All of the material below is to be returned exactly.

Collection entries:

--- start ---

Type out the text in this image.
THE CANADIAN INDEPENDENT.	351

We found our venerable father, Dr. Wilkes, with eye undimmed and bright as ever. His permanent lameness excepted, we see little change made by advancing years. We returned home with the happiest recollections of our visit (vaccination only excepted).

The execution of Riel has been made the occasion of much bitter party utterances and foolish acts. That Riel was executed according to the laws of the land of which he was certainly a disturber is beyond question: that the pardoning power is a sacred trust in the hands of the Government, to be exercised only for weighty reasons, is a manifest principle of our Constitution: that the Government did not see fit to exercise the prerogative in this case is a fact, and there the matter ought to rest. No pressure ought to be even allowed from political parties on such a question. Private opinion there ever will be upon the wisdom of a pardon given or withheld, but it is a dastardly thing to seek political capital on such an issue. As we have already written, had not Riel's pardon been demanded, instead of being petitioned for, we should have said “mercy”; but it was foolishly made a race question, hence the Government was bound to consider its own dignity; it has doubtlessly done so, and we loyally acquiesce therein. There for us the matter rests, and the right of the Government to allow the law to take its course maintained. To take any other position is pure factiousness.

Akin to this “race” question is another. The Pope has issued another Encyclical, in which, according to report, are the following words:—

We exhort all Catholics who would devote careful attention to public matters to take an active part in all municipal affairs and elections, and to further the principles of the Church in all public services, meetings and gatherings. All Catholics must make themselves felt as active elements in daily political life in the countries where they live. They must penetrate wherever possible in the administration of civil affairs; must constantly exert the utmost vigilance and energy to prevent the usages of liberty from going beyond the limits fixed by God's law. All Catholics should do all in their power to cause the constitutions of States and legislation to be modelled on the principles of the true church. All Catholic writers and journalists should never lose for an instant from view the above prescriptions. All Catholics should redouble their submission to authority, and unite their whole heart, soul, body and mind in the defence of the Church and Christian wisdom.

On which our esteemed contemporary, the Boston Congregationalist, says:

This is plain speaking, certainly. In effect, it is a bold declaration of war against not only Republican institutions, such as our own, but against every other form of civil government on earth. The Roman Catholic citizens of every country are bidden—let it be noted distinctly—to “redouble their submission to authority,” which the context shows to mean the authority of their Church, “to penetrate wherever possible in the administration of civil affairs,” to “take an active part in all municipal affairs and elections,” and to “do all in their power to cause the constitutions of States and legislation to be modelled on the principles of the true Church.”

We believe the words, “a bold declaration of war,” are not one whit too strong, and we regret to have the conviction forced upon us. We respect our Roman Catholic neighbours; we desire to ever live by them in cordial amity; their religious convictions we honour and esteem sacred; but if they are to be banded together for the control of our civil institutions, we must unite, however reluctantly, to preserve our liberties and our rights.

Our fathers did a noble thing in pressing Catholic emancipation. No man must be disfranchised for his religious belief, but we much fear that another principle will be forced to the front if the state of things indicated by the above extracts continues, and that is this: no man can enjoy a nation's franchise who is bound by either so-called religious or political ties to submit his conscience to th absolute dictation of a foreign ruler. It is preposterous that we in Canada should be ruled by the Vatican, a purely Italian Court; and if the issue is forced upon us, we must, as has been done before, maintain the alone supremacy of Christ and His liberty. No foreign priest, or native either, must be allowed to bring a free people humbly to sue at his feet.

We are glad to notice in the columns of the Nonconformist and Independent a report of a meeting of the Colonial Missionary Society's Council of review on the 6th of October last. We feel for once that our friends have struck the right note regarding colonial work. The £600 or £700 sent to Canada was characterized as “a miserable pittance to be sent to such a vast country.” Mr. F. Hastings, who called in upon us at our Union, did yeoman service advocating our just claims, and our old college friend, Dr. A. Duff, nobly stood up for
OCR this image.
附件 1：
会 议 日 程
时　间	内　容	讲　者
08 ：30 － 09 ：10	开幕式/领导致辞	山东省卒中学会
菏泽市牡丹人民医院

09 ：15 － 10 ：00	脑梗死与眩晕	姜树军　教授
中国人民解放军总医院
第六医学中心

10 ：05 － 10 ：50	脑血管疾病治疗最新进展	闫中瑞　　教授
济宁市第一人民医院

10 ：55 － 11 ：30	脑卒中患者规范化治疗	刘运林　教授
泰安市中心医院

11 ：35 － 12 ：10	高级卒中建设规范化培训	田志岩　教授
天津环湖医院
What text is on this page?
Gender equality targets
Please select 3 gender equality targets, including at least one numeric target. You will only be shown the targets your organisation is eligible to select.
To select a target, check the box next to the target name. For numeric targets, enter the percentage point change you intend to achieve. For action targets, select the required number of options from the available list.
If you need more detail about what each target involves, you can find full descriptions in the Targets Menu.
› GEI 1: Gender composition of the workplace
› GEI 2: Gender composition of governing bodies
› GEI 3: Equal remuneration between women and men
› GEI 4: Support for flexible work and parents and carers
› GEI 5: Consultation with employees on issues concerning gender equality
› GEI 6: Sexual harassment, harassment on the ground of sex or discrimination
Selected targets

--- end ---

RESULT OF THE TASK ▸
Type out the text in this image.
THE CANADIAN INDEPENDENT.	351

We found our venerable father, Dr. Wilkes, with eye undimmed and bright as ever. His permanent lameness excepted, we see little change made by advancing years. We returned home with the happiest recollections of our visit (vaccination only excepted).

The execution of Riel has been made the occasion of much bitter party utterances and foolish acts. That Riel was executed according to the laws of the land of which he was certainly a disturber is beyond question: that the pardoning power is a sacred trust in the hands of the Government, to be exercised only for weighty reasons, is a manifest principle of our Constitution: that the Government did not see fit to exercise the prerogative in this case is a fact, and there the matter ought to rest. No pressure ought to be even allowed from political parties on such a question. Private opinion there ever will be upon the wisdom of a pardon given or withheld, but it is a dastardly thing to seek political capital on such an issue. As we have already written, had not Riel's pardon been demanded, instead of being petitioned for, we should have said “mercy”; but it was foolishly made a race question, hence the Government was bound to consider its own dignity; it has doubtlessly done so, and we loyally acquiesce therein. There for us the matter rests, and the right of the Government to allow the law to take its course maintained. To take any other position is pure factiousness.

Akin to this “race” question is another. The Pope has issued another Encyclical, in which, according to report, are the following words:—

We exhort all Catholics who would devote careful attention to public matters to take an active part in all municipal affairs and elections, and to further the principles of the Church in all public services, meetings and gatherings. All Catholics must make themselves felt as active elements in daily political life in the countries where they live. They must penetrate wherever possible in the administration of civil affairs; must constantly exert the utmost vigilance and energy to prevent the usages of liberty from going beyond the limits fixed by God's law. All Catholics should do all in their power to cause the constitutions of States and legislation to be modelled on the principles of the true church. All Catholic writers and journalists should never lose for an instant from view the above prescriptions. All Catholics should redouble their submission to authority, and unite their whole heart, soul, body and mind in the defence of the Church and Christian wisdom.

On which our esteemed contemporary, the Boston Congregationalist, says:

This is plain speaking, certainly. In effect, it is a bold declaration of war against not only Republican institutions, such as our own, but against every other form of civil government on earth. The Roman Catholic citizens of every country are bidden—let it be noted distinctly—to “redouble their submission to authority,” which the context shows to mean the authority of their Church, “to penetrate wherever possible in the administration of civil affairs,” to “take an active part in all municipal affairs and elections,” and to “do all in their power to cause the constitutions of States and legislation to be modelled on the principles of the true Church.”

We believe the words, “a bold declaration of war,” are not one whit too strong, and we regret to have the conviction forced upon us. We respect our Roman Catholic neighbours; we desire to ever live by them in cordial amity; their religious convictions we honour and esteem sacred; but if they are to be banded together for the control of our civil institutions, we must unite, however reluctantly, to preserve our liberties and our rights.

Our fathers did a noble thing in pressing Catholic emancipation. No man must be disfranchised for his religious belief, but we much fear that another principle will be forced to the front if the state of things indicated by the above extracts continues, and that is this: no man can enjoy a nation's franchise who is bound by either so-called religious or political ties to submit his conscience to th absolute dictation of a foreign ruler. It is preposterous that we in Canada should be ruled by the Vatican, a purely Italian Court; and if the issue is forced upon us, we must, as has been done before, maintain the alone supremacy of Christ and His liberty. No foreign priest, or native either, must be allowed to bring a free people humbly to sue at his feet.

We are glad to notice in the columns of the Nonconformist and Independent a report of a meeting of the Colonial Missionary Society's Council of review on the 6th of October last. We feel for once that our friends have struck the right note regarding colonial work. The £600 or £700 sent to Canada was characterized as “a miserable pittance to be sent to such a vast country.” Mr. F. Hastings, who called in upon us at our Union, did yeoman service advocating our just claims, and our old college friend, Dr. A. Duff, nobly stood up for
OCR this image.
附件 1：
会 议 日 程
时　间	内　容	讲　者
08 ：30 － 09 ：10	开幕式/领导致辞	山东省卒中学会
菏泽市牡丹人民医院

09 ：15 － 10 ：00	脑梗死与眩晕	姜树军　教授
中国人民解放军总医院
第六医学中心

10 ：05 － 10 ：50	脑血管疾病治疗最新进展	闫中瑞　　教授
济宁市第一人民医院

10 ：55 － 11 ：30	脑卒中患者规范化治疗	刘运林　教授
泰安市中心医院

11 ：35 － 12 ：10	高级卒中建设规范化培训	田志岩　教授
天津环湖医院
What text is on this page?
Gender equality targets
Please select 3 gender equality targets, including at least one numeric target. You will only be shown the targets your organisation is eligible to select.
To select a target, check the box next to the target name. For numeric targets, enter the percentage point change you intend to achieve. For action targets, select the required number of options from the available list.
If you need more detail about what each target involves, you can find full descriptions in the Targets Menu.
› GEI 1: Gender composition of the workplace
› GEI 2: Gender composition of governing bodies
› GEI 3: Equal remuneration between women and men
› GEI 4: Support for flexible work and parents and carers
› GEI 5: Consultation with employees on issues concerning gender equality
› GEI 6: Sexual harassment, harassment on the ground of sex or discrimination
Selected targets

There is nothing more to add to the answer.